TASK
Copy the data below exactly.

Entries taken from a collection
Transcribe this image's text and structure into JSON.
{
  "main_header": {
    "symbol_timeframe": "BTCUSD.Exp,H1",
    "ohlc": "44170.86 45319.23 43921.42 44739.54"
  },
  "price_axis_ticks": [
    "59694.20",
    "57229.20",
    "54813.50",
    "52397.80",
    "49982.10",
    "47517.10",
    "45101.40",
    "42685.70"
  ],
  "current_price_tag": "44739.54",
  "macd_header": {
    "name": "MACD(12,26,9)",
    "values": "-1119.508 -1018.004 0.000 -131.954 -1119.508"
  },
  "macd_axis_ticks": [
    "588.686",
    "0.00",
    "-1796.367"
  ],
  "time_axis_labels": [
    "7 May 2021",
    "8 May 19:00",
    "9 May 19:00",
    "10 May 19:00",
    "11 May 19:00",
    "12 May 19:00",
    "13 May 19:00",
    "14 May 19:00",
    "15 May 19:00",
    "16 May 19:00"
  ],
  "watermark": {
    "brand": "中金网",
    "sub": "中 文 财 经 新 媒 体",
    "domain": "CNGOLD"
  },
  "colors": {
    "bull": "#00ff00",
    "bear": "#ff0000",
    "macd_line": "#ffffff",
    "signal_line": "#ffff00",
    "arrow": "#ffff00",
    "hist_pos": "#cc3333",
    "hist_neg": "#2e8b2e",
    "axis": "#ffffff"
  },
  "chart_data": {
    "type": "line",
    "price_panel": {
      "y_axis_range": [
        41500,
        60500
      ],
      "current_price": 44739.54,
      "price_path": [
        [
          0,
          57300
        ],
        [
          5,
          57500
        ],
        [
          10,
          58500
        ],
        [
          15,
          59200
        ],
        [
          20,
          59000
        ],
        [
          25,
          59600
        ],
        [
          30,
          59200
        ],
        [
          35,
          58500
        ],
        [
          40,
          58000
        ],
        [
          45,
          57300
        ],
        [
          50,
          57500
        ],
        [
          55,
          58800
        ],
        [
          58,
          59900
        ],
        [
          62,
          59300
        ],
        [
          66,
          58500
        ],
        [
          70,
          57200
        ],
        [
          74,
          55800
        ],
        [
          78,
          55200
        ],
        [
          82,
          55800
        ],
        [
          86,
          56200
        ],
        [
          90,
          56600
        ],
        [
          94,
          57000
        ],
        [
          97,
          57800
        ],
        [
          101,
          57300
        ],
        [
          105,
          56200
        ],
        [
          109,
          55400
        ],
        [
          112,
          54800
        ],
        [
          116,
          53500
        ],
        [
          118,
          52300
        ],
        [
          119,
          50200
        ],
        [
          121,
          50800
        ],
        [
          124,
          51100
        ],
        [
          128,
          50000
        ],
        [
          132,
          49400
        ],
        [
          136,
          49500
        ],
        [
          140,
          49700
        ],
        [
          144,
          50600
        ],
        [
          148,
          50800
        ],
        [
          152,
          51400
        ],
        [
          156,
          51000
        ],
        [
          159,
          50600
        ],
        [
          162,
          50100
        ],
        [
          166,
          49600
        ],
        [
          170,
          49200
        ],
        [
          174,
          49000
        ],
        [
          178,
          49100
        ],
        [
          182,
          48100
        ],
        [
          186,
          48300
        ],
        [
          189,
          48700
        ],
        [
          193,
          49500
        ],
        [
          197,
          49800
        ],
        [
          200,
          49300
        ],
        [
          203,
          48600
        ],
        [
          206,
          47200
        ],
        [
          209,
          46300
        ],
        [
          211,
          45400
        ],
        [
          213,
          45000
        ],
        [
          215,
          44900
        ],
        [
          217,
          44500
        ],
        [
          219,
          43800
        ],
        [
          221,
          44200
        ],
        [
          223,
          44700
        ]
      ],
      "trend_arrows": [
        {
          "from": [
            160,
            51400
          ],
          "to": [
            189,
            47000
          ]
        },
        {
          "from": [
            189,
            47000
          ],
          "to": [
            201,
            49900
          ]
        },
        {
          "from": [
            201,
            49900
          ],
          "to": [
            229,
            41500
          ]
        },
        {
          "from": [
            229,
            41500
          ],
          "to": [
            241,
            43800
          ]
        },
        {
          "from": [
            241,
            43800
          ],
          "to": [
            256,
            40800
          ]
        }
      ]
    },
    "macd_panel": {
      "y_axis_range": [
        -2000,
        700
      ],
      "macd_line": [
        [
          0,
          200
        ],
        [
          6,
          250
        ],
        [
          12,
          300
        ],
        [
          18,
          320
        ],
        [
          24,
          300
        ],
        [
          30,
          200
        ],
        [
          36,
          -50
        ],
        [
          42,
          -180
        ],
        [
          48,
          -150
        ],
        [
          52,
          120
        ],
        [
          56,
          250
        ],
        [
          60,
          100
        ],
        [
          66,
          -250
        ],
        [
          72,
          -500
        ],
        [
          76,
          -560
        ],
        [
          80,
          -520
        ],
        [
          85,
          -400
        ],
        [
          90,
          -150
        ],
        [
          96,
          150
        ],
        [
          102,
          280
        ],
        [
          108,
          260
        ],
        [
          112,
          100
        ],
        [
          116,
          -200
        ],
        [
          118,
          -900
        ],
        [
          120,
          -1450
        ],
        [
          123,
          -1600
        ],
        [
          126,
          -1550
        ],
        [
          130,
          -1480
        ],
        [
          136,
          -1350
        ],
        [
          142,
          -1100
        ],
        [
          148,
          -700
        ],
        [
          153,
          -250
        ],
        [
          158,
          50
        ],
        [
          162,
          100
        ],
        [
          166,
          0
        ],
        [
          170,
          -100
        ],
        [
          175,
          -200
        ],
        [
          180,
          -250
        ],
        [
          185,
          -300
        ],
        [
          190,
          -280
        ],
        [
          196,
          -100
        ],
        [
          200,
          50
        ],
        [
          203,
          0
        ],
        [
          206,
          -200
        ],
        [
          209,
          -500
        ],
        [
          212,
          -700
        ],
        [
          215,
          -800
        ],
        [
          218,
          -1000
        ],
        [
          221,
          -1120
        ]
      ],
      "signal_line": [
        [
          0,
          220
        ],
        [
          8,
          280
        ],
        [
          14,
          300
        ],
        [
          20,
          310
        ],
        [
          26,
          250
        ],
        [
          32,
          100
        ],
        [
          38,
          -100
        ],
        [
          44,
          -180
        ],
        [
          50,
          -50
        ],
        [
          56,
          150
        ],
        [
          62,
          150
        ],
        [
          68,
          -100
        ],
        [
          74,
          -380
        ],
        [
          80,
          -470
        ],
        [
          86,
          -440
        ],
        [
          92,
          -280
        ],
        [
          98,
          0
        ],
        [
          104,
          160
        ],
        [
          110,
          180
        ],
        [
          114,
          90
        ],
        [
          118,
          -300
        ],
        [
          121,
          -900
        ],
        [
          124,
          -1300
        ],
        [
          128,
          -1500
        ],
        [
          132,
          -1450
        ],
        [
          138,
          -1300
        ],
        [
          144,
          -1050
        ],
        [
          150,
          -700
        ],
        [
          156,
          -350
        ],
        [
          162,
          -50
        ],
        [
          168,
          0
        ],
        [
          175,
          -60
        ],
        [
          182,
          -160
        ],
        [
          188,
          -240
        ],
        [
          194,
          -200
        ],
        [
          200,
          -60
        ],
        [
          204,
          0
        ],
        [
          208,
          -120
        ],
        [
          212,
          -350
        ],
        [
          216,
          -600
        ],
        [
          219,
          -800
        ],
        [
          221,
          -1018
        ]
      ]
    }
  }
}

SOLUTION TO THIS TASK
Transcribe this image's text and structure into JSON.
{
  "main_header": {
    "symbol_timeframe": "BTCUSD.Exp,H1",
    "ohlc": "44170.86 45319.23 43921.42 44739.54"
  },
  "price_axis_ticks": [
    "59694.20",
    "57229.20",
    "54813.50",
    "52397.80",
    "49982.10",
    "47517.10",
    "45101.40",
    "42685.70"
  ],
  "current_price_tag": "44739.54",
  "macd_header": {
    "name": "MACD(12,26,9)",
    "values": "-1119.508 -1018.004 0.000 -131.954 -1119.508"
  },
  "macd_axis_ticks": [
    "588.686",
    "0.00",
    "-1796.367"
  ],
  "time_axis_labels": [
    "7 May 2021",
    "8 May 19:00",
    "9 May 19:00",
    "10 May 19:00",
    "11 May 19:00",
    "12 May 19:00",
    "13 May 19:00",
    "14 May 19:00",
    "15 May 19:00",
    "16 May 19:00"
  ],
  "watermark": {
    "brand": "中金网",
    "sub": "中 文 财 经 新 媒 体",
    "domain": "CNGOLD"
  },
  "colors": {
    "bull": "#00ff00",
    "bear": "#ff0000",
    "macd_line": "#ffffff",
    "signal_line": "#ffff00",
    "arrow": "#ffff00",
    "hist_pos": "#cc3333",
    "hist_neg": "#2e8b2e",
    "axis": "#ffffff"
  },
  "chart_data": {
    "type": "line",
    "price_panel": {
      "y_axis_range": [
        41500,
        60500
      ],
      "current_price": 44739.54,
      "price_path": [
        [
          0,
          57300
        ],
        [
          5,
          57500
        ],
        [
          10,
          58500
        ],
        [
          15,
          59200
        ],
        [
          20,
          59000
        ],
        [
          25,
          59600
        ],
        [
          30,
          59200
        ],
        [
          35,
          58500
        ],
        [
          40,
          58000
        ],
        [
          45,
          57300
        ],
        [
          50,
          57500
        ],
        [
          55,
          58800
        ],
        [
          58,
          59900
        ],
        [
          62,
          59300
        ],
        [
          66,
          58500
        ],
        [
          70,
          57200
        ],
        [
          74,
          55800
        ],
        [
          78,
          55200
        ],
        [
          82,
          55800
        ],
        [
          86,
          56200
        ],
        [
          90,
          56600
        ],
        [
          94,
          57000
        ],
        [
          97,
          57800
        ],
        [
          101,
          57300
        ],
        [
          105,
          56200
        ],
        [
          109,
          55400
        ],
        [
          112,
          54800
        ],
        [
          116,
          53500
        ],
        [
          118,
          52300
        ],
        [
          119,
          50200
        ],
        [
          121,
          50800
        ],
        [
          124,
          51100
        ],
        [
          128,
          50000
        ],
        [
          132,
          49400
        ],
        [
          136,
          49500
        ],
        [
          140,
          49700
        ],
        [
          144,
          50600
        ],
        [
          148,
          50800
        ],
        [
          152,
          51400
        ],
        [
          156,
          51000
        ],
        [
          159,
          50600
        ],
        [
          162,
          50100
        ],
        [
          166,
          49600
        ],
        [
          170,
          49200
        ],
        [
          174,
          49000
        ],
        [
          178,
          49100
        ],
        [
          182,
          48100
        ],
        [
          186,
          48300
        ],
        [
          189,
          48700
        ],
        [
          193,
          49500
        ],
        [
          197,
          49800
        ],
        [
          200,
          49300
        ],
        [
          203,
          48600
        ],
        [
          206,
          47200
        ],
        [
          209,
          46300
        ],
        [
          211,
          45400
        ],
        [
          213,
          45000
        ],
        [
          215,
          44900
        ],
        [
          217,
          44500
        ],
        [
          219,
          43800
        ],
        [
          221,
          44200
        ],
        [
          223,
          44700
        ]
      ],
      "trend_arrows": [
        {
          "from": [
            160,
            51400
          ],
          "to": [
            189,
            47000
          ]
        },
        {
          "from": [
            189,
            47000
          ],
          "to": [
            201,
            49900
          ]
        },
        {
          "from": [
            201,
            49900
          ],
          "to": [
            229,
            41500
          ]
        },
        {
          "from": [
            229,
            41500
          ],
          "to": [
            241,
            43800
          ]
        },
        {
          "from": [
            241,
            43800
          ],
          "to": [
            256,
            40800
          ]
        }
      ]
    },
    "macd_panel": {
      "y_axis_range": [
        -2000,
        700
      ],
      "macd_line": [
        [
          0,
          200
        ],
        [
          6,
          250
        ],
        [
          12,
          300
        ],
        [
          18,
          320
        ],
        [
          24,
          300
        ],
        [
          30,
          200
        ],
        [
          36,
          -50
        ],
        [
          42,
          -180
        ],
        [
          48,
          -150
        ],
        [
          52,
          120
        ],
        [
          56,
          250
        ],
        [
          60,
          100
        ],
        [
          66,
          -250
        ],
        [
          72,
          -500
        ],
        [
          76,
          -560
        ],
        [
          80,
          -520
        ],
        [
          85,
          -400
        ],
        [
          90,
          -150
        ],
        [
          96,
          150
        ],
        [
          102,
          280
        ],
        [
          108,
          260
        ],
        [
          112,
          100
        ],
        [
          116,
          -200
        ],
        [
          118,
          -900
        ],
        [
          120,
          -1450
        ],
        [
          123,
          -1600
        ],
        [
          126,
          -1550
        ],
        [
          130,
          -1480
        ],
        [
          136,
          -1350
        ],
        [
          142,
          -1100
        ],
        [
          148,
          -700
        ],
        [
          153,
          -250
        ],
        [
          158,
          50
        ],
        [
          162,
          100
        ],
        [
          166,
          0
        ],
        [
          170,
          -100
        ],
        [
          175,
          -200
        ],
        [
          180,
          -250
        ],
        [
          185,
          -300
        ],
        [
          190,
          -280
        ],
        [
          196,
          -100
        ],
        [
          200,
          50
        ],
        [
          203,
          0
        ],
        [
          206,
          -200
        ],
        [
          209,
          -500
        ],
        [
          212,
          -700
        ],
        [
          215,
          -800
        ],
        [
          218,
          -1000
        ],
        [
          221,
          -1120
        ]
      ],
      "signal_line": [
        [
          0,
          220
        ],
        [
          8,
          280
        ],
        [
          14,
          300
        ],
        [
          20,
          310
        ],
        [
          26,
          250
        ],
        [
          32,
          100
        ],
        [
          38,
          -100
        ],
        [
          44,
          -180
        ],
        [
          50,
          -50
        ],
        [
          56,
          150
        ],
        [
          62,
          150
        ],
        [
          68,
          -100
        ],
        [
          74,
          -380
        ],
        [
          80,
          -470
        ],
        [
          86,
          -440
        ],
        [
          92,
          -280
        ],
        [
          98,
          0
        ],
        [
          104,
          160
        ],
        [
          110,
          180
        ],
        [
          114,
          90
        ],
        [
          118,
          -300
        ],
        [
          121,
          -900
        ],
        [
          124,
          -1300
        ],
        [
          128,
          -1500
        ],
        [
          132,
          -1450
        ],
        [
          138,
          -1300
        ],
        [
          144,
          -1050
        ],
        [
          150,
          -700
        ],
        [
          156,
          -350
        ],
        [
          162,
          -50
        ],
        [
          168,
          0
        ],
        [
          175,
          -60
        ],
        [
          182,
          -160
        ],
        [
          188,
          -240
        ],
        [
          194,
          -200
        ],
        [
          200,
          -60
        ],
        [
          204,
          0
        ],
        [
          208,
          -120
        ],
        [
          212,
          -350
        ],
        [
          216,
          -600
        ],
        [
          219,
          -800
        ],
        [
          221,
          -1018
        ]
      ]
    }
  }
}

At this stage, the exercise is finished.